▸ DO THIS:
Work out the number of lines containing "SSID". Give that number alone.

>> Start

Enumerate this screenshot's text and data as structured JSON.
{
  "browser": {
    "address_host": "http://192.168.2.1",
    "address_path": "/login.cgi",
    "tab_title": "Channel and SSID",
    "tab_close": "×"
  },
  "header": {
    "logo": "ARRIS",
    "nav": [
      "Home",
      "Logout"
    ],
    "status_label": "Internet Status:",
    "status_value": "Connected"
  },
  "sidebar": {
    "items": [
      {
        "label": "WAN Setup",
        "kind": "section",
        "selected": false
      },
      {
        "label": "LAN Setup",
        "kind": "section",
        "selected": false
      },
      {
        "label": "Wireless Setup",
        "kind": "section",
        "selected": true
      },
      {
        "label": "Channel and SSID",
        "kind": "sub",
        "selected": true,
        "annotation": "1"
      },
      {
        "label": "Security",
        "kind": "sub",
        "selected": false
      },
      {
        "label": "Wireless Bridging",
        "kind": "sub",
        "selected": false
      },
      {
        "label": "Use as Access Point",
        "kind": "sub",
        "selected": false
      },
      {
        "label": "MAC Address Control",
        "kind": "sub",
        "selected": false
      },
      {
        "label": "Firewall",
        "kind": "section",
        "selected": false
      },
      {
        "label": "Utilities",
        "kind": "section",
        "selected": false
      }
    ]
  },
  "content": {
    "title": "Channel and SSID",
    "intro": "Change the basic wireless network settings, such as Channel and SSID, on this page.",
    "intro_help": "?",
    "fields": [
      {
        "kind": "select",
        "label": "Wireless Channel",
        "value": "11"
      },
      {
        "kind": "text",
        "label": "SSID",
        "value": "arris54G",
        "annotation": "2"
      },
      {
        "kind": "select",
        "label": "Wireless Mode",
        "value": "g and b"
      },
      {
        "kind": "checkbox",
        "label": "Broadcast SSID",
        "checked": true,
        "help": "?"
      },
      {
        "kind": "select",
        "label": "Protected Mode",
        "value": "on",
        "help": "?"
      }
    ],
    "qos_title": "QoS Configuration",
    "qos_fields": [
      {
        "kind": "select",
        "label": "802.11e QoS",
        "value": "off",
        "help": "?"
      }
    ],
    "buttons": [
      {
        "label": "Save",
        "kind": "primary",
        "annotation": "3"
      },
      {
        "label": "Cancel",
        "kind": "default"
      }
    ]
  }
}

>> End

▸ RESPONSE TO THE EXERCISE:
6